Your instructions:
Bring together all lines of the material below that contain the string "document".

Extracted records
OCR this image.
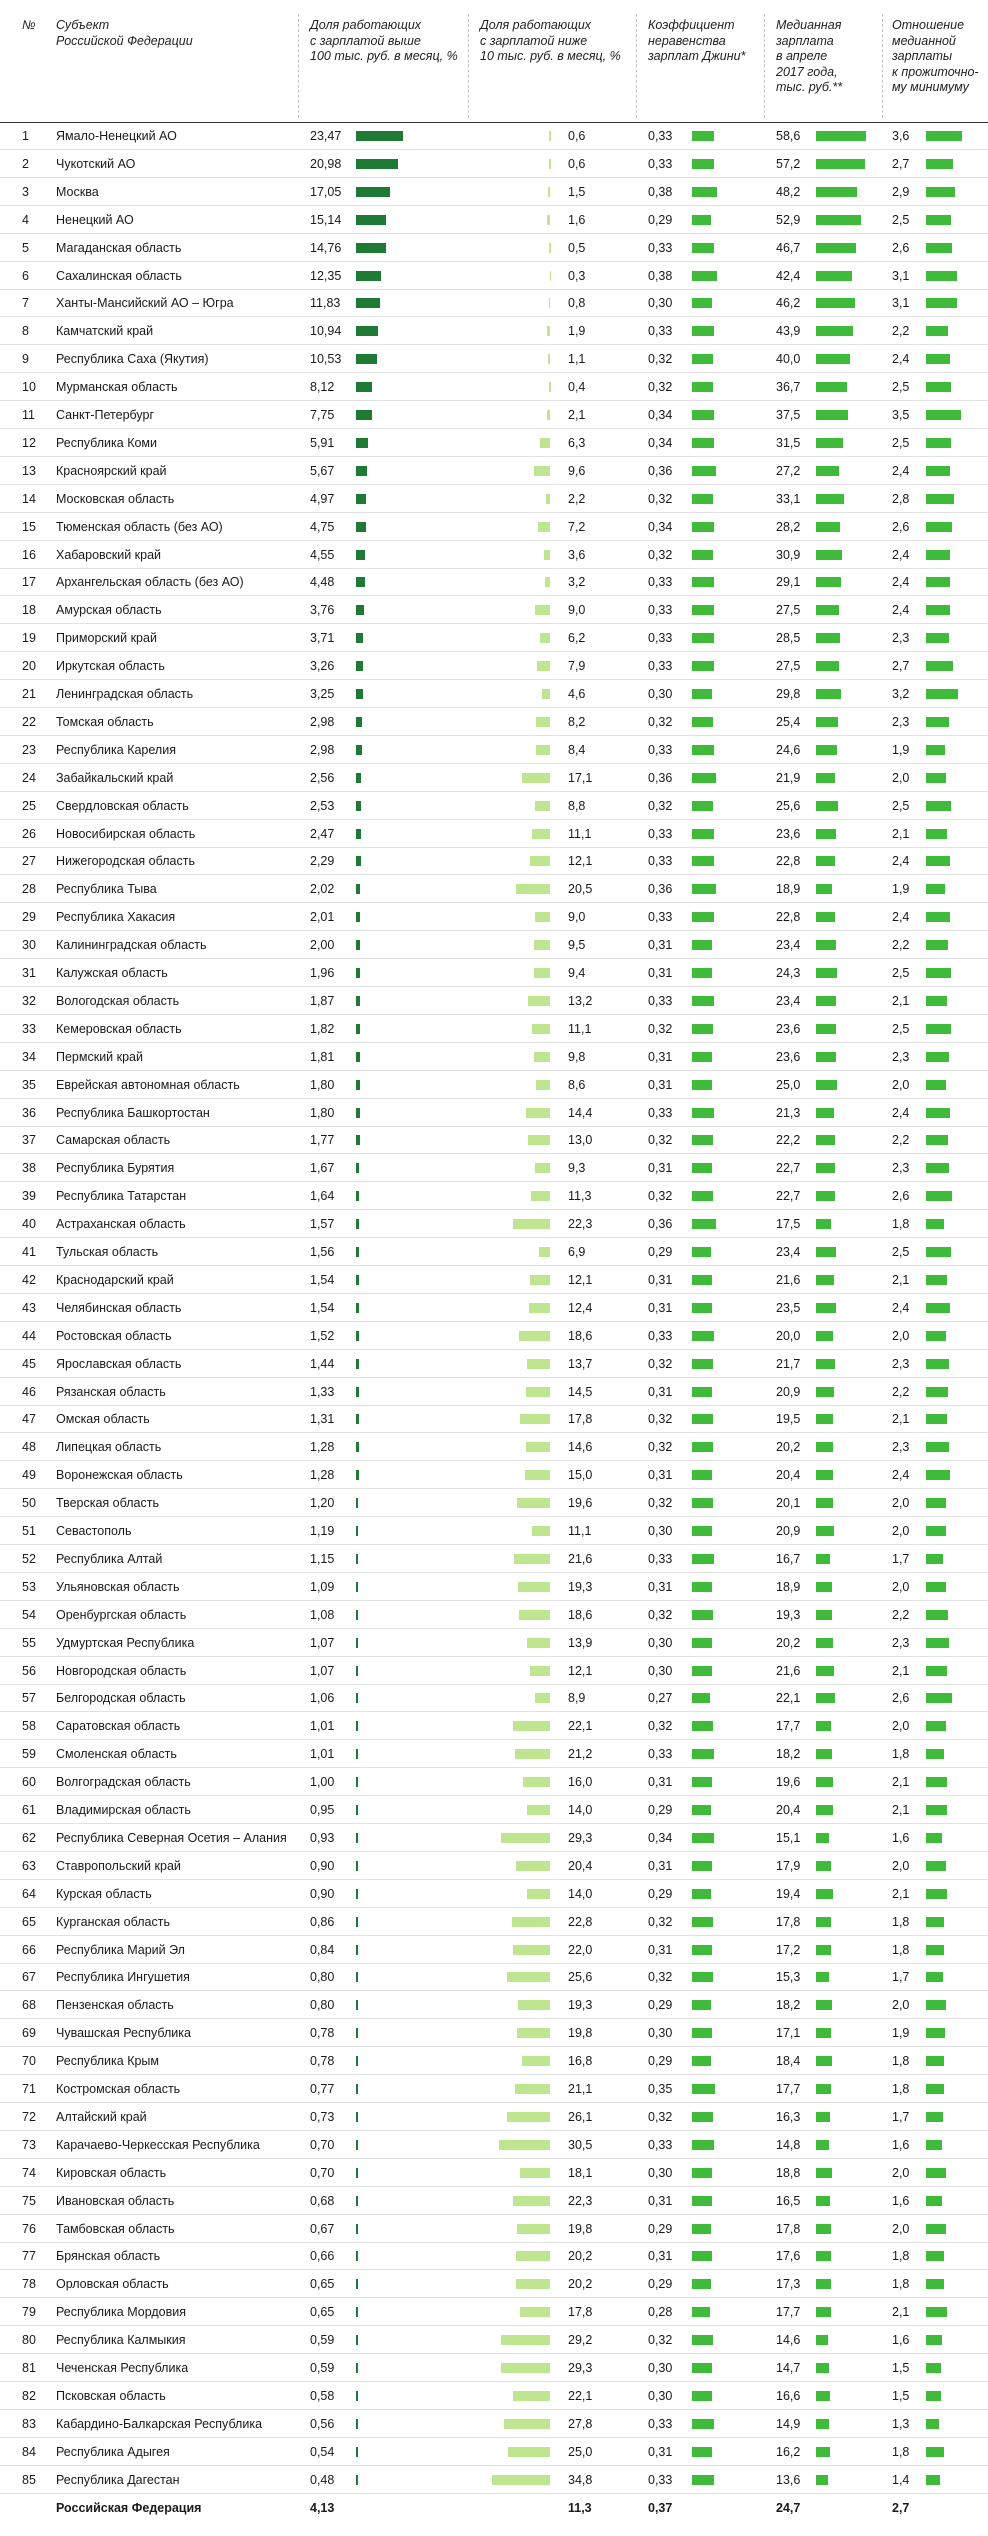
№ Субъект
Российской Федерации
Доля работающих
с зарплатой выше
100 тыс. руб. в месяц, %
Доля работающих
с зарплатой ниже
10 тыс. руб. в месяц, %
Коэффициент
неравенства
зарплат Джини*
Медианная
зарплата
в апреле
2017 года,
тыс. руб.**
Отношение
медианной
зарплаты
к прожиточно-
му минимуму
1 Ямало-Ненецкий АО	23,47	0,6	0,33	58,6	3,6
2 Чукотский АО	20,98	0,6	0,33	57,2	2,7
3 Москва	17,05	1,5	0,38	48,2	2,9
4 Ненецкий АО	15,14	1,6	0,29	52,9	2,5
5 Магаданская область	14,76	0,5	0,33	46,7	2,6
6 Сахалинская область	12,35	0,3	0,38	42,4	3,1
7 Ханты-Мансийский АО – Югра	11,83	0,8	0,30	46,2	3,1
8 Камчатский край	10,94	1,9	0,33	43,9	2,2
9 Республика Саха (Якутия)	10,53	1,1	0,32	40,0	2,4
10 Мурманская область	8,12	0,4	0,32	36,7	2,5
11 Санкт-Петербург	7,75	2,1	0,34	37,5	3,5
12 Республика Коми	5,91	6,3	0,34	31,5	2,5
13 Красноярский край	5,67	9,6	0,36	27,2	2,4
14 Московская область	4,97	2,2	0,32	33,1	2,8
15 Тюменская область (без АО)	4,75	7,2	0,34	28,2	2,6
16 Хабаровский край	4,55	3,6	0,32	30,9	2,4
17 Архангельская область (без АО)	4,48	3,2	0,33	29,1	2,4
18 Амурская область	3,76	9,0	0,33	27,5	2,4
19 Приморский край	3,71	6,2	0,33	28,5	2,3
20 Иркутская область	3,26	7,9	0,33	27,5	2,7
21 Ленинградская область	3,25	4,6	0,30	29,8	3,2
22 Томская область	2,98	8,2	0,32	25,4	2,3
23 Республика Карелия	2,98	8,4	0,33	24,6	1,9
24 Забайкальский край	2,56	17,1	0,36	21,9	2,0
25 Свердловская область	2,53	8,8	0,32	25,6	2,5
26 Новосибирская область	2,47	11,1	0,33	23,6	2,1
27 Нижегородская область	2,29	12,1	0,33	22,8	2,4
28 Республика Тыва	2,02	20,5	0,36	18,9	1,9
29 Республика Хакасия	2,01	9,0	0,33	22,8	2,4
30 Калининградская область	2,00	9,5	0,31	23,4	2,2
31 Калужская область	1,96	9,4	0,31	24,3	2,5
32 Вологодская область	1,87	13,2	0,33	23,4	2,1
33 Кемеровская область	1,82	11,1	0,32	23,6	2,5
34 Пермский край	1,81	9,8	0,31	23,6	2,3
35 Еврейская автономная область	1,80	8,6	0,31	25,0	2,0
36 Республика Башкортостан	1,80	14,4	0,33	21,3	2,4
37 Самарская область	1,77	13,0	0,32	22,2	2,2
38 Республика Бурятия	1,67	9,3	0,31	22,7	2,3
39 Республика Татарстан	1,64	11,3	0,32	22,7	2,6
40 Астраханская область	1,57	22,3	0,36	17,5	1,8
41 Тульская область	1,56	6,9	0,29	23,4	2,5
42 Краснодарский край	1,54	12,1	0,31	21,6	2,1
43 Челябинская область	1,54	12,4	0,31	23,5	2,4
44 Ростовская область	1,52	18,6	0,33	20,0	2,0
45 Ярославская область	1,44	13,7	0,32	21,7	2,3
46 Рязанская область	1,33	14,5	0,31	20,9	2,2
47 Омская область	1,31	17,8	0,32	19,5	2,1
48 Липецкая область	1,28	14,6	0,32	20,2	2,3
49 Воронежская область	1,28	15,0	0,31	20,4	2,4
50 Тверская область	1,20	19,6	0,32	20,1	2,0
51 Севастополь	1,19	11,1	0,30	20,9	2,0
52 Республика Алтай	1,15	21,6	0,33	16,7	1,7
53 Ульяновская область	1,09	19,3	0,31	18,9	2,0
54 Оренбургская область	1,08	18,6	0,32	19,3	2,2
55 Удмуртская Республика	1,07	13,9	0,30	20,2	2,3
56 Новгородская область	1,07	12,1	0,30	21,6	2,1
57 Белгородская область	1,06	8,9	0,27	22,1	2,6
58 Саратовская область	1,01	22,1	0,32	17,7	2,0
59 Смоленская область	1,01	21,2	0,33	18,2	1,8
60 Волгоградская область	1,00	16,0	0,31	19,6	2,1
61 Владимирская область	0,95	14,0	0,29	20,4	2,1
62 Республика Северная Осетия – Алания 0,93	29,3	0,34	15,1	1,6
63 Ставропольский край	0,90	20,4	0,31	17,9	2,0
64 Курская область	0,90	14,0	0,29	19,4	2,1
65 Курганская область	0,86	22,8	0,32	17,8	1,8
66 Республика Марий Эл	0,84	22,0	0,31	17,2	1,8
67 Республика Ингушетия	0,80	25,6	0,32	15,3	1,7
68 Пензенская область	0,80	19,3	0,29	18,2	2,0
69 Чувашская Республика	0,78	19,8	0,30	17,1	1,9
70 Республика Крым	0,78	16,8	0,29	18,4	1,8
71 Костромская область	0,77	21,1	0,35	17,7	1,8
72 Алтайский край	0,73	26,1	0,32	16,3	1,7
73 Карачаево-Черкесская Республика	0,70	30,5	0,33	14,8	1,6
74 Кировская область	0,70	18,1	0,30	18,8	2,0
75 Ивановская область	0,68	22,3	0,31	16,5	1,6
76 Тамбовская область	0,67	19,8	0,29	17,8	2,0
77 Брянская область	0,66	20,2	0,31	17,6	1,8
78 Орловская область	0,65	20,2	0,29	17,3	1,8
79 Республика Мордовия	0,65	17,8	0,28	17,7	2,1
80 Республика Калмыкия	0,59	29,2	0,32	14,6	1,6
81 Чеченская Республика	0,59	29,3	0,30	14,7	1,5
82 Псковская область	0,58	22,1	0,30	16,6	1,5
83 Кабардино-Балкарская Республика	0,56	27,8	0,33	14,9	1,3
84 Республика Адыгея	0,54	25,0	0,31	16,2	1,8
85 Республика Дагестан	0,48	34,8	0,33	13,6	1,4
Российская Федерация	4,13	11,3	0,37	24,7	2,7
--
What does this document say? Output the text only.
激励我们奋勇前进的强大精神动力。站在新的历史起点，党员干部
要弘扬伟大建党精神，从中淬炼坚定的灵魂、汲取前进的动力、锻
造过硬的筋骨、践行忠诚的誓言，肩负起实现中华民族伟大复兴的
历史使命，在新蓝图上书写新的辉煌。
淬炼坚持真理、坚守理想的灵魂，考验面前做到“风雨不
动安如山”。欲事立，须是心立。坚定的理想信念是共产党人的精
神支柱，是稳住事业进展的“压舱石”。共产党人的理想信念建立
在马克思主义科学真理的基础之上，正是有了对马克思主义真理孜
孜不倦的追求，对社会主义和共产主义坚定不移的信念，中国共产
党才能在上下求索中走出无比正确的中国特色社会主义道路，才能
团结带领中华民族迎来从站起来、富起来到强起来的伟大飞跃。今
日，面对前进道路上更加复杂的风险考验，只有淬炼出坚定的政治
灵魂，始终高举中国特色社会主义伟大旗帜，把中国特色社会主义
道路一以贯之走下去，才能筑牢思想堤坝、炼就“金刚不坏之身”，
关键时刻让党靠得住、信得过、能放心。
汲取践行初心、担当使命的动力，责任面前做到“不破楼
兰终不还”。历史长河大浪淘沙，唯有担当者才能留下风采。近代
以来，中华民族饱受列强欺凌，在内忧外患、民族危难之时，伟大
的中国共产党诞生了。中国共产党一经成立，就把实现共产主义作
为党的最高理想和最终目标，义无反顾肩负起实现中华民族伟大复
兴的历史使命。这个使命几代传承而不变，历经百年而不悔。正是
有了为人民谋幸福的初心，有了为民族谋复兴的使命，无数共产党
==
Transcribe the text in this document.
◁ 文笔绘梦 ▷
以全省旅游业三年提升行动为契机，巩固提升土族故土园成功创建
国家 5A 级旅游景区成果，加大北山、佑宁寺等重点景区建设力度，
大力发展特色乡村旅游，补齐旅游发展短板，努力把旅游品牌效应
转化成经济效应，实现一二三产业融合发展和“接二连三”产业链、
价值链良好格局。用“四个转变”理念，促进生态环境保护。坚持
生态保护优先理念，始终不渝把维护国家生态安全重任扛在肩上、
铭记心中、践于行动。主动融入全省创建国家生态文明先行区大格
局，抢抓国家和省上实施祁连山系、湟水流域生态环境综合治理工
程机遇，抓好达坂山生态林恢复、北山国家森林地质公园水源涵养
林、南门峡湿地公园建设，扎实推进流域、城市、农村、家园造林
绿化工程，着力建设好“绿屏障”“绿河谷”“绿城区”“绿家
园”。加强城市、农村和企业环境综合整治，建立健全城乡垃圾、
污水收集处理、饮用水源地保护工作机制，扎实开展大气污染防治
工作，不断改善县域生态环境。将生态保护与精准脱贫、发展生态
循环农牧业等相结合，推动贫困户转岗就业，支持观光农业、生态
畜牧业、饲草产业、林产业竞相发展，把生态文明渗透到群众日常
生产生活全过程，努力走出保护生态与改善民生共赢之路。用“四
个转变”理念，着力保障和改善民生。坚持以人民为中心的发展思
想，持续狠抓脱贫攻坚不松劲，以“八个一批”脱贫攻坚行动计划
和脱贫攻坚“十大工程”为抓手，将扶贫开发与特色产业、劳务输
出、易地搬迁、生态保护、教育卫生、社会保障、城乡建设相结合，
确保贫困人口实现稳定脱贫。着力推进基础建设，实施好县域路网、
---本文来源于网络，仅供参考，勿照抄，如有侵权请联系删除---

In response:
What does this document say? Output the text only.
Transcribe the text in this document.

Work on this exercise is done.